GIVEN TEXT:
-- -- --

Sunday, October 30, 2005

It Was Ali's World, And We Just Lived In It

(the following column can also be viewed at RetailDetroit.com, where a new column from yours truly appears each Sunday or Monday. They will also appear here for your reading pleasure. For archives of my columns there, go to www.RetailDetroit.com and click on "Columnists")

He used to "float like a butterfly and sting like a bee." Now, he sits quietly and draws, or clips things from magazines. He does magic tricks, too, his daughter says.

But there is no magic that can return Muhammad Ali to what he once was: the most recognizable, most dynamic person in the entire world. That’s right -- not just athlete. Muhammad Ali transcended sports and cut across the many fabrics of life like a sharp pair of scissors through strands of hair. He was, in his prime, indeed The Greatest -- in his sport and on his planet.

But now he is The Quietest. His daughter, Layla, 27 and also a boxer, and also a dominant one like her dad, recently told the Los Angeles Times that her father is showing such rapid advancement of Parkinson’s Disease that some days it takes too much out of him to merely speak.

"It takes him too much energy to talk," Layla Ali, who lives in L.A., told the Times. She said her father feels "like he's trapped inside his body. He can think. He has things he wants to say, but his lips sometimes just don't move to get it out," she said.

-- -- --

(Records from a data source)
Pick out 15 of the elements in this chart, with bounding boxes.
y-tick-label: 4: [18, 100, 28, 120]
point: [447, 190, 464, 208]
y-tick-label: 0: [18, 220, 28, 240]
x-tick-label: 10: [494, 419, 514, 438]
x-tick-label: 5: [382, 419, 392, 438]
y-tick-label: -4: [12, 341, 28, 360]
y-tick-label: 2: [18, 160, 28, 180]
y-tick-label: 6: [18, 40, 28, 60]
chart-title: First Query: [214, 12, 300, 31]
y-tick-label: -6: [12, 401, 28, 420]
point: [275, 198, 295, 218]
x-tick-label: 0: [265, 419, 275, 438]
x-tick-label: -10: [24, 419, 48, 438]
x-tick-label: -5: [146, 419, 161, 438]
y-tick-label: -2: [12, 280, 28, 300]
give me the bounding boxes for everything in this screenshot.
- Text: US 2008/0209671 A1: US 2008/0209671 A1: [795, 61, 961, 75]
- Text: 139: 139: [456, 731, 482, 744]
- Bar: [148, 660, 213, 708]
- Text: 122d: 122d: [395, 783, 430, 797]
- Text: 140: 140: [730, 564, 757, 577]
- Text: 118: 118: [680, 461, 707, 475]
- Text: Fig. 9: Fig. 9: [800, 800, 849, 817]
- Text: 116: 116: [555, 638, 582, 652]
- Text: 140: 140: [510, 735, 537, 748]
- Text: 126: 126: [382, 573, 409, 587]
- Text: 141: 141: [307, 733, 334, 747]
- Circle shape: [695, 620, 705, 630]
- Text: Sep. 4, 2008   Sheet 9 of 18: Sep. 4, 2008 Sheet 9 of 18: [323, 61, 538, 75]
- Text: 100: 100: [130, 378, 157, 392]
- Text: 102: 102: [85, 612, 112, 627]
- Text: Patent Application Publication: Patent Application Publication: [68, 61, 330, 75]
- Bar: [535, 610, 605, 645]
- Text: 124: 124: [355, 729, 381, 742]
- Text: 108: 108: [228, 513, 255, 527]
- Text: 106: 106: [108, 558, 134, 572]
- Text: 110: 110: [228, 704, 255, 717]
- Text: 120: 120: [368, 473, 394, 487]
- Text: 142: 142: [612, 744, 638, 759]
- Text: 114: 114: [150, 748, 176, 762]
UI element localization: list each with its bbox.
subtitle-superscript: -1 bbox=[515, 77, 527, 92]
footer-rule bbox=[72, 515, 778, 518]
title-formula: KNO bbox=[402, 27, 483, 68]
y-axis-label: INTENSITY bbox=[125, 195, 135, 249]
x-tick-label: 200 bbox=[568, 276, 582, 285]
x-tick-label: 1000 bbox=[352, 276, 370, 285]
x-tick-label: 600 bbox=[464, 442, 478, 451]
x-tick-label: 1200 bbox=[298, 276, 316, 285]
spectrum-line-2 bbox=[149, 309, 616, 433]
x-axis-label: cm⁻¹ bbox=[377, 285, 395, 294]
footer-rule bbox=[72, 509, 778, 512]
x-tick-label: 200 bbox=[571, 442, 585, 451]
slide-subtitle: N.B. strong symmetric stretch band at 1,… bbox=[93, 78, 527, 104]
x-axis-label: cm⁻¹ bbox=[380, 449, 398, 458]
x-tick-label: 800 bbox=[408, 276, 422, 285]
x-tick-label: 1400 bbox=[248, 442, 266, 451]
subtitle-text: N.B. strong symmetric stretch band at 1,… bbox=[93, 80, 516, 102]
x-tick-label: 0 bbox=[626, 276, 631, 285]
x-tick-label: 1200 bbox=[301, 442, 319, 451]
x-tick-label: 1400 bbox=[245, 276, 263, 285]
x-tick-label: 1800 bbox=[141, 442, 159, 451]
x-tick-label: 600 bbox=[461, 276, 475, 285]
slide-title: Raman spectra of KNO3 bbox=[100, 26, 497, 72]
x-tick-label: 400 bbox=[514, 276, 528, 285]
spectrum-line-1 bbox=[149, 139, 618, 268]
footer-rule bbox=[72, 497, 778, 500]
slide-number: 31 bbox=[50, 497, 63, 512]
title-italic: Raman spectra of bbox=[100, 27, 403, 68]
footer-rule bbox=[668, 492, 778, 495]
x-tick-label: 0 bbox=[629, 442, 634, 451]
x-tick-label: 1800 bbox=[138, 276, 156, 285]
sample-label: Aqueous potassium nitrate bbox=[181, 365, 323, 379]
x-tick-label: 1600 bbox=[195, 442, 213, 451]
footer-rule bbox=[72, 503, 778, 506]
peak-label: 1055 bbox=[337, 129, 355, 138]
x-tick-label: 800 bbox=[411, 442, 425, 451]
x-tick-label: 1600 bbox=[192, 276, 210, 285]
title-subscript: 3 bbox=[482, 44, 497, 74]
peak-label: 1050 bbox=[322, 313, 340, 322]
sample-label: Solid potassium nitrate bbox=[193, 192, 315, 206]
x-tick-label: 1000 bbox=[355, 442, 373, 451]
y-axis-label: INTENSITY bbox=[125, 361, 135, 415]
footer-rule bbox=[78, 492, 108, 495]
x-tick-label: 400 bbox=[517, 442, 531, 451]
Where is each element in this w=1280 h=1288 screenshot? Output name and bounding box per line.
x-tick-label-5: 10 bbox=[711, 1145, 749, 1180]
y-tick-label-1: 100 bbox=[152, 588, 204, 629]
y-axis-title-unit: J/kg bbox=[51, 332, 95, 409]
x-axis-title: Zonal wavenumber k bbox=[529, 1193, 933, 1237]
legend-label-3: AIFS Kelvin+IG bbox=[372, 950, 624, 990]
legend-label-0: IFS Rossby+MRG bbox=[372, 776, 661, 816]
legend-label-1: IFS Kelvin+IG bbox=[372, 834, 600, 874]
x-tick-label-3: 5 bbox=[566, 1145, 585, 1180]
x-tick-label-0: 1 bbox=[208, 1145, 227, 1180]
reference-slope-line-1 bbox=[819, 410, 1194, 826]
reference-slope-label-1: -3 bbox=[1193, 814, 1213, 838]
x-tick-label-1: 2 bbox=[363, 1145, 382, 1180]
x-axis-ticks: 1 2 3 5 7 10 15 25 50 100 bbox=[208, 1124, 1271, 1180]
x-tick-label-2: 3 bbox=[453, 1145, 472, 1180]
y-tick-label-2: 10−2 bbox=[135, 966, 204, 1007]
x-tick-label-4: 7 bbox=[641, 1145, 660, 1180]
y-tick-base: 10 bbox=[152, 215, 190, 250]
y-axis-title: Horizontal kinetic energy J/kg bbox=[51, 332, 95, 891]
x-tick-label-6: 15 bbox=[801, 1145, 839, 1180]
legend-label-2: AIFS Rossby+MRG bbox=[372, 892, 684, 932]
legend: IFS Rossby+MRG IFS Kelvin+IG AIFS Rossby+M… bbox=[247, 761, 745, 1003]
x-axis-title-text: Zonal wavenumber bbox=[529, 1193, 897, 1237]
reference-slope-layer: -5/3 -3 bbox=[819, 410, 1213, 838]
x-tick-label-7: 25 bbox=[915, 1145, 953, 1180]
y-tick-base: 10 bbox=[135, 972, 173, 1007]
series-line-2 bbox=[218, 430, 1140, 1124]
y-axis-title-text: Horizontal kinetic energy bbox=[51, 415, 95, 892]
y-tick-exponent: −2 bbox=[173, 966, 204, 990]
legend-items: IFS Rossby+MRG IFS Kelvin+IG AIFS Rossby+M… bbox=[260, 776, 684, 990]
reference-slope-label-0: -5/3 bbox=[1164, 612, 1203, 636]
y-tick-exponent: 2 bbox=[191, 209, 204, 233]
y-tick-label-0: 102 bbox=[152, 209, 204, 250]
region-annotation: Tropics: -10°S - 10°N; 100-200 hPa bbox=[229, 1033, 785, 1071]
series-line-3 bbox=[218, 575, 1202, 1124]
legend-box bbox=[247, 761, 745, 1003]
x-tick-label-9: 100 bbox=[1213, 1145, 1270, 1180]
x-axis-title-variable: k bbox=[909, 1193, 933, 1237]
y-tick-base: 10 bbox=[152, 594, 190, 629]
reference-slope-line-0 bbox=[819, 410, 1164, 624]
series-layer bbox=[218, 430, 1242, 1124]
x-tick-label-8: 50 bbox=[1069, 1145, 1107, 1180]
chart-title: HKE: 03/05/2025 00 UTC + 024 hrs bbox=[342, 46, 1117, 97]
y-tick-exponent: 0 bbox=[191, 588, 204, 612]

-- -- --

YOUR TASKS:
1) Summarize the Muhammad Ali column in two sentences.
2) Write out the passage of the Muhammad Ali column from "Sunday, October 30, 2005" up to and including "his daughter says.".
3) Render this sentence from the Muhammad Ali column in Spanish: "Now, he sits quietly and draws, or clips things from magazines."

RESPONSES PER TASK:
1) Muhammad Ali, once the most recognizable and dynamic person in the world, now sits quietly drawing, clipping things from magazines, and doing magic tricks. His daughter Layla Ali told the Los Angeles Times that his Parkinson's Disease is advancing so rapidly that speaking sometimes takes too much energy and that he feels trapped inside his body.

2)
Sunday, October 30, 2005

It Was Ali's World, And We Just Lived In It

(the following column can also be viewed at RetailDetroit.com, where a new column from yours truly appears each Sunday or Monday. They will also appear here for your reading pleasure. For archives of my columns there, go to www.RetailDetroit.com and click on "Columnists")

He used to "float like a butterfly and sting like a bee." Now, he sits quietly and draws, or clips things from magazines. He does magic tricks, too, his daughter says.

3) Ahora se sienta en silencio y dibuja, o recorta cosas de revistas.